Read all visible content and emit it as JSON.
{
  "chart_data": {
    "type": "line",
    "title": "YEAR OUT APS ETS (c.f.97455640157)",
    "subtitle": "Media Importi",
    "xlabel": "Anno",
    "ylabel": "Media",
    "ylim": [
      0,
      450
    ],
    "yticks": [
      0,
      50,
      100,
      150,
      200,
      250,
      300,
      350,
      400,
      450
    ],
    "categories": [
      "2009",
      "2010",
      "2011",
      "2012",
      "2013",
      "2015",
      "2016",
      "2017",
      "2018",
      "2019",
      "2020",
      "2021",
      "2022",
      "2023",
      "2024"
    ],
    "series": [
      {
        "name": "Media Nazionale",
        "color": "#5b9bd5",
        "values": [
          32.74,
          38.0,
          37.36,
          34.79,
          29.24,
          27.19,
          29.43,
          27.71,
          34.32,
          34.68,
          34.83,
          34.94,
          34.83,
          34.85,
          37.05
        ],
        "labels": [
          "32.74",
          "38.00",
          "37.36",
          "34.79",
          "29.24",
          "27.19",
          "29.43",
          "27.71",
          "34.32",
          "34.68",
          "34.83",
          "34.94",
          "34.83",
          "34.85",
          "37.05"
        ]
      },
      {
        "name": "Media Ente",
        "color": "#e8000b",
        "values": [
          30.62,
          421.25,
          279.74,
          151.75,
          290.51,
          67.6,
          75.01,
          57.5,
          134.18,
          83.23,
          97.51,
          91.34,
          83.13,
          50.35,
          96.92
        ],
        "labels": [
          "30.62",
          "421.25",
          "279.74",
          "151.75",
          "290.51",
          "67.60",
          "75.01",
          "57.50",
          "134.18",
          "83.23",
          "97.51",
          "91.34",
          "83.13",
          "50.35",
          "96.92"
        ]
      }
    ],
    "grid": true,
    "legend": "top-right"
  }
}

* * * *

▶ **Task objective**: Find every line in the records that contains the word "Media"; copy those lines.

▶ **Answer to the exercise**:
    "subtitle": "Media Importi",
    "ylabel": "Media",
        "name": "Media Nazionale",
        "name": "Media Ente",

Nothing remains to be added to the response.